+++ RECORD EXTRACTS +++
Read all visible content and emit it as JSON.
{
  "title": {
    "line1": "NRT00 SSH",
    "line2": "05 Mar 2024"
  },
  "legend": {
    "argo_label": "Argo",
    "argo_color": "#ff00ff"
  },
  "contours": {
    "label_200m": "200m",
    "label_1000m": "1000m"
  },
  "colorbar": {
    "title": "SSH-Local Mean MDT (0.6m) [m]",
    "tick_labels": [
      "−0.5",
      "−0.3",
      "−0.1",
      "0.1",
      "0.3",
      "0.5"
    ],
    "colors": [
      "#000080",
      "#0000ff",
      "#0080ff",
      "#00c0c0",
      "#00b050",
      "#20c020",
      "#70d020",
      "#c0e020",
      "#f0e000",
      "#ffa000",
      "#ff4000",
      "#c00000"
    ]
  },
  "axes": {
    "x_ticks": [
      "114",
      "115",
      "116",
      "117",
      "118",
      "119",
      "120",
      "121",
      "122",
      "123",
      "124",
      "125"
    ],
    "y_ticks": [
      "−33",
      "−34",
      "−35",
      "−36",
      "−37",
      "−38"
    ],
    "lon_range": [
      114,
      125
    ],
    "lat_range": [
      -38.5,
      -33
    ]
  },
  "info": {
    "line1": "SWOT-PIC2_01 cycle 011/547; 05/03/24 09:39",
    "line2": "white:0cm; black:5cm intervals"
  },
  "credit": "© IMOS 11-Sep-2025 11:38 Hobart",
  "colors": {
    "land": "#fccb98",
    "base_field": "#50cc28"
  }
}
+++
STATED TASK =
Please restate the records in full, word for word.

EXPECTED OUTPUT =
Read all visible content and emit it as JSON.
{
  "title": {
    "line1": "NRT00 SSH",
    "line2": "05 Mar 2024"
  },
  "legend": {
    "argo_label": "Argo",
    "argo_color": "#ff00ff"
  },
  "contours": {
    "label_200m": "200m",
    "label_1000m": "1000m"
  },
  "colorbar": {
    "title": "SSH-Local Mean MDT (0.6m) [m]",
    "tick_labels": [
      "−0.5",
      "−0.3",
      "−0.1",
      "0.1",
      "0.3",
      "0.5"
    ],
    "colors": [
      "#000080",
      "#0000ff",
      "#0080ff",
      "#00c0c0",
      "#00b050",
      "#20c020",
      "#70d020",
      "#c0e020",
      "#f0e000",
      "#ffa000",
      "#ff4000",
      "#c00000"
    ]
  },
  "axes": {
    "x_ticks": [
      "114",
      "115",
      "116",
      "117",
      "118",
      "119",
      "120",
      "121",
      "122",
      "123",
      "124",
      "125"
    ],
    "y_ticks": [
      "−33",
      "−34",
      "−35",
      "−36",
      "−37",
      "−38"
    ],
    "lon_range": [
      114,
      125
    ],
    "lat_range": [
      -38.5,
      -33
    ]
  },
  "info": {
    "line1": "SWOT-PIC2_01 cycle 011/547; 05/03/24 09:39",
    "line2": "white:0cm; black:5cm intervals"
  },
  "credit": "© IMOS 11-Sep-2025 11:38 Hobart",
  "colors": {
    "land": "#fccb98",
    "base_field": "#50cc28"
  }
}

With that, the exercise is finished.